Please repeat all of the listing exactly.

***** GIVEN RECORDS *****

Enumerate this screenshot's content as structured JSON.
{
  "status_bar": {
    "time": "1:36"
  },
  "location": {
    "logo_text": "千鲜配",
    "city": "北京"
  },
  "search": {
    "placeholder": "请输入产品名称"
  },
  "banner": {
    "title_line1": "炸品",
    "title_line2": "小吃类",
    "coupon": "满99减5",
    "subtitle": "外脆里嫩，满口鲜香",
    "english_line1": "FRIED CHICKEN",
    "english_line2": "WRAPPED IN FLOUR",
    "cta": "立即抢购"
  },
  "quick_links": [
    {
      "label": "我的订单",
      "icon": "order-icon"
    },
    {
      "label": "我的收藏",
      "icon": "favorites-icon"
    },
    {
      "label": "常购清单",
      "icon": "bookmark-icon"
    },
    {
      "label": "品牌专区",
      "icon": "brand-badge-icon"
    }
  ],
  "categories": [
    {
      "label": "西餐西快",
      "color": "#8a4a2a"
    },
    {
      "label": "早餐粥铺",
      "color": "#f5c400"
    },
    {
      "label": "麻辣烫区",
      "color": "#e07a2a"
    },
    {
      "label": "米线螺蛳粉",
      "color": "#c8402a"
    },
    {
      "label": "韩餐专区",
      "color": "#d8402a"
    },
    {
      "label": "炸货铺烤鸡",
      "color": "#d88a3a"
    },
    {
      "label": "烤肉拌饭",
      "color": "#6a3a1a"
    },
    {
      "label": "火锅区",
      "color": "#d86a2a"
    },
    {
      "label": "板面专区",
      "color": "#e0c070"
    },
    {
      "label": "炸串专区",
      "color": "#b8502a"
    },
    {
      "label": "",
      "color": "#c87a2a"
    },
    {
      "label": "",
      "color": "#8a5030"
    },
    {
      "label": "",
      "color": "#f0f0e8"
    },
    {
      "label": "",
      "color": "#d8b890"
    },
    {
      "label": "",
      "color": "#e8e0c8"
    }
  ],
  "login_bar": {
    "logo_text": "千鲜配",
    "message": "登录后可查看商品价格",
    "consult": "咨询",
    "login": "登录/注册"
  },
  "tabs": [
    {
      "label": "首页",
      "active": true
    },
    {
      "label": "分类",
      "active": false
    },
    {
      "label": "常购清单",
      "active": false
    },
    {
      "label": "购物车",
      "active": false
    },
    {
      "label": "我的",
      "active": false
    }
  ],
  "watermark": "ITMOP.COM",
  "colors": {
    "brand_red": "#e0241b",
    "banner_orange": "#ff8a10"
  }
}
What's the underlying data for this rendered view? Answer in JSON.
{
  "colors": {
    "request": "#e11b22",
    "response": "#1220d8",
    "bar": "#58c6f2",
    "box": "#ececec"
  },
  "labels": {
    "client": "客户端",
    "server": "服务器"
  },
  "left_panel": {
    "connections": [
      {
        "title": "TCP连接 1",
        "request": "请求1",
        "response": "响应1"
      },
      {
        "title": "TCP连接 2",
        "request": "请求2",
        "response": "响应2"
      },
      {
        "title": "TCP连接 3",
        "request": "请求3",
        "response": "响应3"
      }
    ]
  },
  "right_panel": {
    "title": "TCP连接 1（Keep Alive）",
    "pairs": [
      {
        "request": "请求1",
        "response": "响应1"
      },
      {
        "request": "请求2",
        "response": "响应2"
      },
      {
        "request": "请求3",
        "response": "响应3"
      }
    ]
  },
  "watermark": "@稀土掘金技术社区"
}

*****

**THE COMPLETED TASK**.
Enumerate this screenshot's content as structured JSON.
{
  "status_bar": {
    "time": "1:36"
  },
  "location": {
    "logo_text": "千鲜配",
    "city": "北京"
  },
  "search": {
    "placeholder": "请输入产品名称"
  },
  "banner": {
    "title_line1": "炸品",
    "title_line2": "小吃类",
    "coupon": "满99减5",
    "subtitle": "外脆里嫩，满口鲜香",
    "english_line1": "FRIED CHICKEN",
    "english_line2": "WRAPPED IN FLOUR",
    "cta": "立即抢购"
  },
  "quick_links": [
    {
      "label": "我的订单",
      "icon": "order-icon"
    },
    {
      "label": "我的收藏",
      "icon": "favorites-icon"
    },
    {
      "label": "常购清单",
      "icon": "bookmark-icon"
    },
    {
      "label": "品牌专区",
      "icon": "brand-badge-icon"
    }
  ],
  "categories": [
    {
      "label": "西餐西快",
      "color": "#8a4a2a"
    },
    {
      "label": "早餐粥铺",
      "color": "#f5c400"
    },
    {
      "label": "麻辣烫区",
      "color": "#e07a2a"
    },
    {
      "label": "米线螺蛳粉",
      "color": "#c8402a"
    },
    {
      "label": "韩餐专区",
      "color": "#d8402a"
    },
    {
      "label": "炸货铺烤鸡",
      "color": "#d88a3a"
    },
    {
      "label": "烤肉拌饭",
      "color": "#6a3a1a"
    },
    {
      "label": "火锅区",
      "color": "#d86a2a"
    },
    {
      "label": "板面专区",
      "color": "#e0c070"
    },
    {
      "label": "炸串专区",
      "color": "#b8502a"
    },
    {
      "label": "",
      "color": "#c87a2a"
    },
    {
      "label": "",
      "color": "#8a5030"
    },
    {
      "label": "",
      "color": "#f0f0e8"
    },
    {
      "label": "",
      "color": "#d8b890"
    },
    {
      "label": "",
      "color": "#e8e0c8"
    }
  ],
  "login_bar": {
    "logo_text": "千鲜配",
    "message": "登录后可查看商品价格",
    "consult": "咨询",
    "login": "登录/注册"
  },
  "tabs": [
    {
      "label": "首页",
      "active": true
    },
    {
      "label": "分类",
      "active": false
    },
    {
      "label": "常购清单",
      "active": false
    },
    {
      "label": "购物车",
      "active": false
    },
    {
      "label": "我的",
      "active": false
    }
  ],
  "watermark": "ITMOP.COM",
  "colors": {
    "brand_red": "#e0241b",
    "banner_orange": "#ff8a10"
  }
}
What's the underlying data for this rendered view? Answer in JSON.
{
  "colors": {
    "request": "#e11b22",
    "response": "#1220d8",
    "bar": "#58c6f2",
    "box": "#ececec"
  },
  "labels": {
    "client": "客户端",
    "server": "服务器"
  },
  "left_panel": {
    "connections": [
      {
        "title": "TCP连接 1",
        "request": "请求1",
        "response": "响应1"
      },
      {
        "title": "TCP连接 2",
        "request": "请求2",
        "response": "响应2"
      },
      {
        "title": "TCP连接 3",
        "request": "请求3",
        "response": "响应3"
      }
    ]
  },
  "right_panel": {
    "title": "TCP连接 1（Keep Alive）",
    "pairs": [
      {
        "request": "请求1",
        "response": "响应1"
      },
      {
        "request": "请求2",
        "response": "响应2"
      },
      {
        "request": "请求3",
        "response": "响应3"
      }
    ]
  },
  "watermark": "@稀土掘金技术社区"
}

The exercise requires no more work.